> **Given instruction**: Quote the entries word for word. Omit the pictures.

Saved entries

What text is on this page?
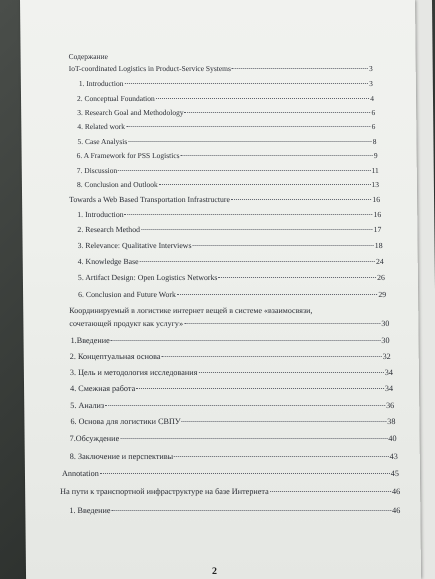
Содержание
IoT-coordinated Logistics in Product-Service Systems	3
1. Introduction	3
2. Conceptual Foundation	4
3. Research Goal and Methodology	6
4. Related work	6
5. Case Analysis	8
6. A Framework for PSS Logistics	9
7. Discussion	11
8. Conclusion and Outlook	13
Towards a Web Based Transportation Infrastructure	16
1. Introduction	16
2. Research Method	17
3. Relevance: Qualitative Interviews	18
4. Knowledge Base	24
5. Artifact Design: Open Logistics Networks	26
6. Conclusion and Future Work	29
Координируемый в логистике интернет вещей в системе «взаимосвязи,
сочетающей продукт как услугу»	30
1.Введение	30
2. Концептуальная основа	32
3. Цель и методология исследования	34
4. Смежная работа	34
5. Анализ	36
6. Основа для логистики СВПУ	38
7.Обсуждение	40
8. Заключение и перспективы	43
Annotation	45
На пути к транспортной инфраструктуре на базе Интернета	46
1. Введение	46
2
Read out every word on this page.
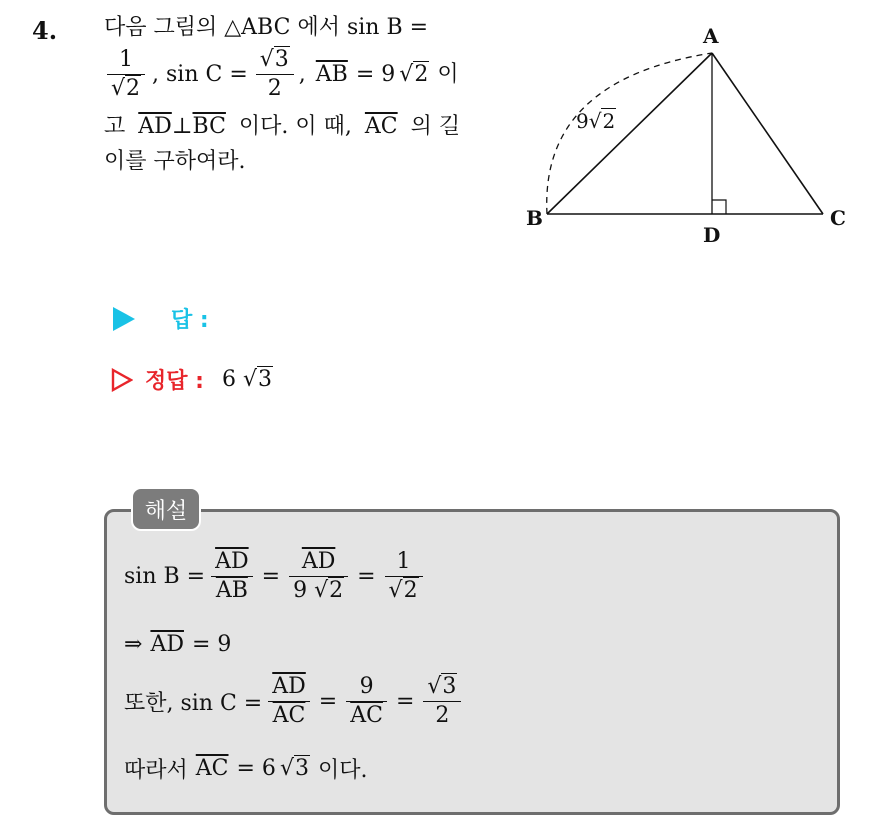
4. 다음 그림의 △ABC 에서 sin B =
$\frac{1}{√2}$ , $\sin C = \frac{√3}{2}$ , $\overline{AB} = 9$ √2 이
고 $\overline{AD}\perp\overline{BC}$ 이다. 이 때, $\overline{AC}$ 의 길
이를 구하여라.
A
B	C
D
9√2
답 :
정답 : 6 √3
해설
$\sin B = \frac{\overline{AD}}{AB} = \frac{\overline{AD}}{9 √2} = \frac{1}{√2}$
⇒ $\overline{AD} = 9$
또한, $\sin C = \frac{\overline{AD}}{AC} = \frac{9}{AC} = \frac{√3}{2}$
따라서 $\overline{AC} = 6$ √3 이다.
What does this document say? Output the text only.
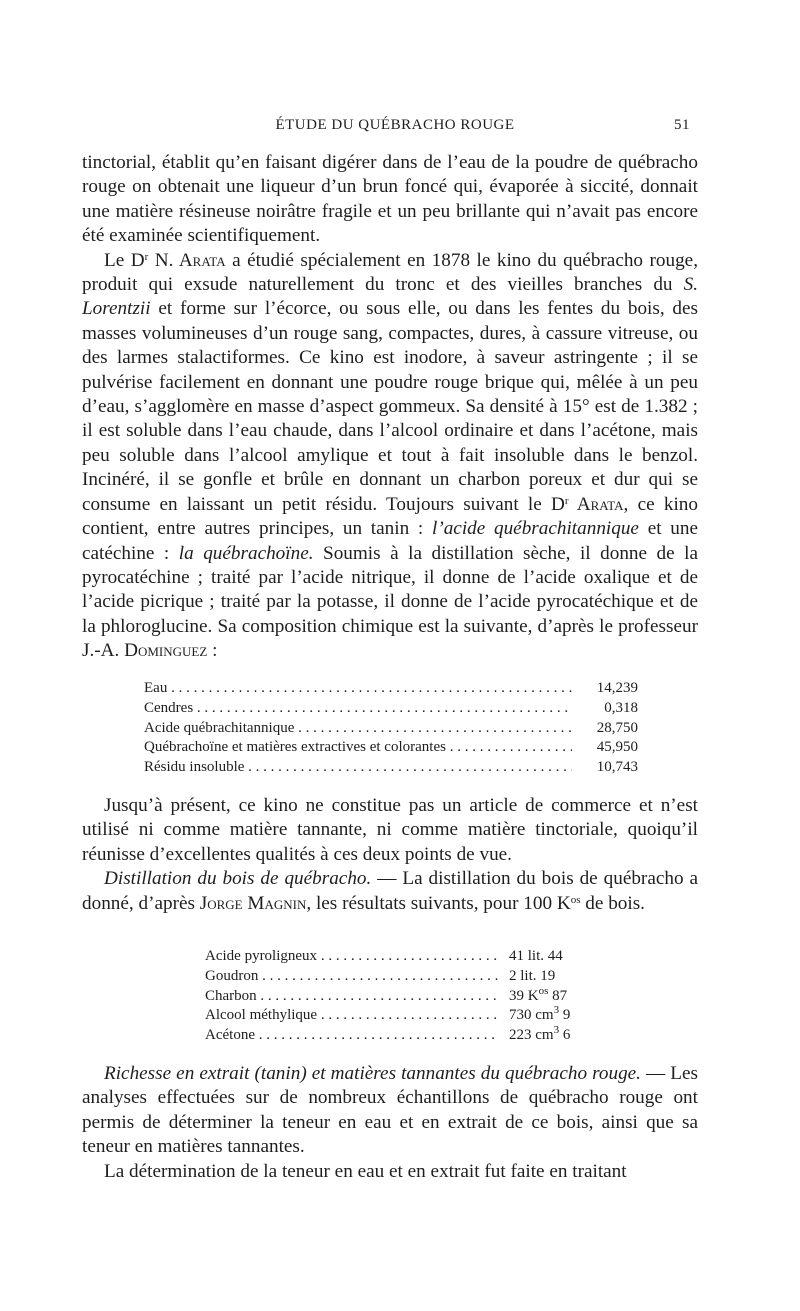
ÉTUDE DU QUÉBRACHO ROUGE	51

tinctorial, établit qu’en faisant digérer dans de l’eau de la poudre de québracho rouge on obtenait une liqueur d’un brun foncé qui, évaporée à siccité, donnait une matière résineuse noirâtre fragile et un peu brillante qui n’avait pas encore été examinée scientifiquement.

Le $D^r$ N. Arata a étudié spécialement en 1878 le kino du québracho rouge, produit qui exsude naturellement du tronc et des vieilles branches du S. Lorentzii et forme sur l’écorce, ou sous elle, ou dans les fentes du bois, des masses volumineuses d’un rouge sang, compactes, dures, à cassure vitreuse, ou des larmes stalactiformes. Ce kino est inodore, à saveur astringente ; il se pulvérise facilement en donnant une poudre rouge brique qui, mêlée à un peu d’eau, s’agglomère en masse d’aspect gommeux. Sa densité à 15° est de 1.382 ; il est soluble dans l’eau chaude, dans l’alcool ordinaire et dans l’acétone, mais peu soluble dans l’alcool amylique et tout à fait insoluble dans le benzol. Incinéré, il se gonfle et brûle en donnant un charbon poreux et dur qui se consume en laissant un petit résidu. Toujours suivant le $D^r$ Arata, ce kino contient, entre autres principes, un tanin : l’acide québrachitannique et une catéchine : la québrachoïne. Soumis à la distillation sèche, il donne de la pyrocatéchine ; traité par l’acide nitrique, il donne de l’acide oxalique et de l’acide picrique ; traité par la potasse, il donne de l’acide pyrocatéchique et de la phloroglucine. Sa composition chimique est la suivante, d’après le professeur J.-A. Dominguez :

Eau . . .	14,239
Cendres . . .	0,318
Acide québrachitannique . . .	28,750
Québrachoïne et matières extractives et colorantes . . .	45,950
Résidu insoluble . . .	10,743

Jusqu’à présent, ce kino ne constitue pas un article de commerce et n’est utilisé ni comme matière tannante, ni comme matière tinctoriale, quoiqu’il réunisse d’excellentes qualités à ces deux points de vue.

Distillation du bois de québracho. — La distillation du bois de québracho a donné, d’après Jorge Magnin, les résultats suivants, pour 100 $K^{os}$ de bois.

Acide pyroligneux . . .	41 lit. 44
Goudron . . .	2 lit. 19
Charbon . . .	39 $K^{os}$ 87
Alcool méthylique . . .	730 $cm^3$ 9
Acétone . . .	223 $cm^3$ 6

Richesse en extrait (tanin) et matières tannantes du québracho rouge. — Les analyses effectuées sur de nombreux échantillons de québracho rouge ont permis de déterminer la teneur en eau et en extrait de ce bois, ainsi que sa teneur en matières tannantes.

La détermination de la teneur en eau et en extrait fut faite en traitant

> **Solution**:
What text is on this page?
Содержание
IoT-coordinated Logistics in Product-Service Systems	3
1. Introduction	3
2. Conceptual Foundation	4
3. Research Goal and Methodology	6
4. Related work	6
5. Case Analysis	8
6. A Framework for PSS Logistics	9
7. Discussion	11
8. Conclusion and Outlook	13
Towards a Web Based Transportation Infrastructure	16
1. Introduction	16
2. Research Method	17
3. Relevance: Qualitative Interviews	18
4. Knowledge Base	24
5. Artifact Design: Open Logistics Networks	26
6. Conclusion and Future Work	29
Координируемый в логистике интернет вещей в системе «взаимосвязи,
сочетающей продукт как услугу»	30
1.Введение	30
2. Концептуальная основа	32
3. Цель и методология исследования	34
4. Смежная работа	34
5. Анализ	36
6. Основа для логистики СВПУ	38
7.Обсуждение	40
8. Заключение и перспективы	43
Annotation	45
На пути к транспортной инфраструктуре на базе Интернета	46
1. Введение	46
2
Read out every word on this page.
4. 다음 그림의 △ABC 에서 sin B =
$\frac{1}{√2}$ , $\sin C = \frac{√3}{2}$ , $\overline{AB} = 9$ √2 이
고 $\overline{AD}\perp\overline{BC}$ 이다. 이 때, $\overline{AC}$ 의 길
이를 구하여라.
A
B	C
D
9√2
답 :
정답 : 6 √3
해설
$\sin B = \frac{\overline{AD}}{AB} = \frac{\overline{AD}}{9 √2} = \frac{1}{√2}$
⇒ $\overline{AD} = 9$
또한, $\sin C = \frac{\overline{AD}}{AC} = \frac{9}{AC} = \frac{√3}{2}$
따라서 $\overline{AC} = 6$ √3 이다.
What does this document say? Output the text only.
ÉTUDE DU QUÉBRACHO ROUGE	51

tinctorial, établit qu’en faisant digérer dans de l’eau de la poudre de québracho rouge on obtenait une liqueur d’un brun foncé qui, évaporée à siccité, donnait une matière résineuse noirâtre fragile et un peu brillante qui n’avait pas encore été examinée scientifiquement.

Le $D^r$ N. Arata a étudié spécialement en 1878 le kino du québracho rouge, produit qui exsude naturellement du tronc et des vieilles branches du S. Lorentzii et forme sur l’écorce, ou sous elle, ou dans les fentes du bois, des masses volumineuses d’un rouge sang, compactes, dures, à cassure vitreuse, ou des larmes stalactiformes. Ce kino est inodore, à saveur astringente ; il se pulvérise facilement en donnant une poudre rouge brique qui, mêlée à un peu d’eau, s’agglomère en masse d’aspect gommeux. Sa densité à 15° est de 1.382 ; il est soluble dans l’eau chaude, dans l’alcool ordinaire et dans l’acétone, mais peu soluble dans l’alcool amylique et tout à fait insoluble dans le benzol. Incinéré, il se gonfle et brûle en donnant un charbon poreux et dur qui se consume en laissant un petit résidu. Toujours suivant le $D^r$ Arata, ce kino contient, entre autres principes, un tanin : l’acide québrachitannique et une catéchine : la québrachoïne. Soumis à la distillation sèche, il donne de la pyrocatéchine ; traité par l’acide nitrique, il donne de l’acide oxalique et de l’acide picrique ; traité par la potasse, il donne de l’acide pyrocatéchique et de la phloroglucine. Sa composition chimique est la suivante, d’après le professeur J.-A. Dominguez :

Eau . . .	14,239
Cendres . . .	0,318
Acide québrachitannique . . .	28,750
Québrachoïne et matières extractives et colorantes . . .	45,950
Résidu insoluble . . .	10,743

Jusqu’à présent, ce kino ne constitue pas un article de commerce et n’est utilisé ni comme matière tannante, ni comme matière tinctoriale, quoiqu’il réunisse d’excellentes qualités à ces deux points de vue.

Distillation du bois de québracho. — La distillation du bois de québracho a donné, d’après Jorge Magnin, les résultats suivants, pour 100 $K^{os}$ de bois.

Acide pyroligneux . . .	41 lit. 44
Goudron . . .	2 lit. 19
Charbon . . .	39 $K^{os}$ 87
Alcool méthylique . . .	730 $cm^3$ 9
Acétone . . .	223 $cm^3$ 6

Richesse en extrait (tanin) et matières tannantes du québracho rouge. — Les analyses effectuées sur de nombreux échantillons de québracho rouge ont permis de déterminer la teneur en eau et en extrait de ce bois, ainsi que sa teneur en matières tannantes.

La détermination de la teneur en eau et en extrait fut faite en traitant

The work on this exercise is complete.